→ Goal of the exercise
Omit the images, then output each of the records below exactly.

→ Data provided
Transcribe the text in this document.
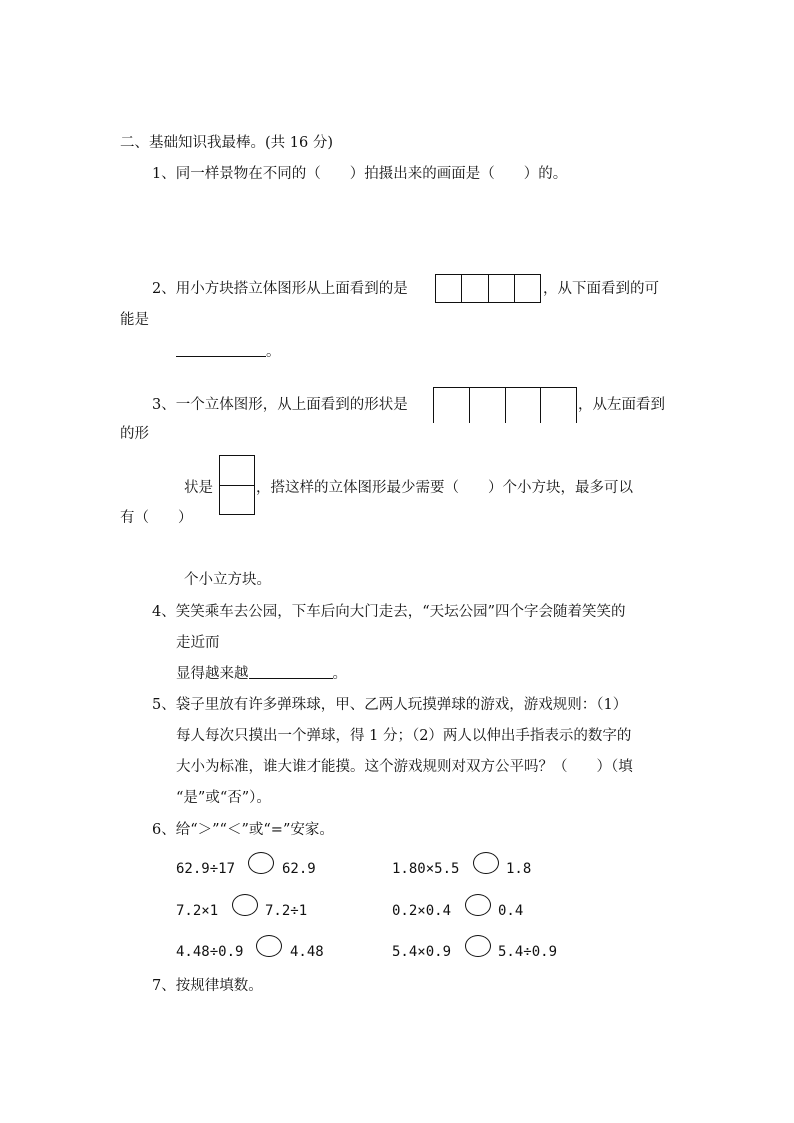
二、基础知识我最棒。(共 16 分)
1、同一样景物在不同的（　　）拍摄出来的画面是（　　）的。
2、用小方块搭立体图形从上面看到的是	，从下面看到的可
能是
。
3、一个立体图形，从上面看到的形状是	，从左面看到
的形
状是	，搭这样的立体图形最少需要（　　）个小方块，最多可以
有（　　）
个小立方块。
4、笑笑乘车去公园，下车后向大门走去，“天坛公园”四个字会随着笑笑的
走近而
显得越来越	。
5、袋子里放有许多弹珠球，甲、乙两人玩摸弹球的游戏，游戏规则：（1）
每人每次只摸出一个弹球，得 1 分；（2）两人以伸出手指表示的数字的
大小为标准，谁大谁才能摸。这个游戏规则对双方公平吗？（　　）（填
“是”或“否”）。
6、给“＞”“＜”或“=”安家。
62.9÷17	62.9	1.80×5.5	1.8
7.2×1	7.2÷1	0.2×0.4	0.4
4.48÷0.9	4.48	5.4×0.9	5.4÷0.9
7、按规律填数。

→ Reply
Transcribe the text in this document.
二、基础知识我最棒。(共 16 分)
1、同一样景物在不同的（　　）拍摄出来的画面是（　　）的。
2、用小方块搭立体图形从上面看到的是	，从下面看到的可
能是
。
3、一个立体图形，从上面看到的形状是	，从左面看到
的形
状是	，搭这样的立体图形最少需要（　　）个小方块，最多可以
有（　　）
个小立方块。
4、笑笑乘车去公园，下车后向大门走去，“天坛公园”四个字会随着笑笑的
走近而
显得越来越	。
5、袋子里放有许多弹珠球，甲、乙两人玩摸弹球的游戏，游戏规则：（1）
每人每次只摸出一个弹球，得 1 分；（2）两人以伸出手指表示的数字的
大小为标准，谁大谁才能摸。这个游戏规则对双方公平吗？（　　）（填
“是”或“否”）。
6、给“＞”“＜”或“=”安家。
62.9÷17	62.9	1.80×5.5	1.8
7.2×1	7.2÷1	0.2×0.4	0.4
4.48÷0.9	4.48	5.4×0.9	5.4÷0.9
7、按规律填数。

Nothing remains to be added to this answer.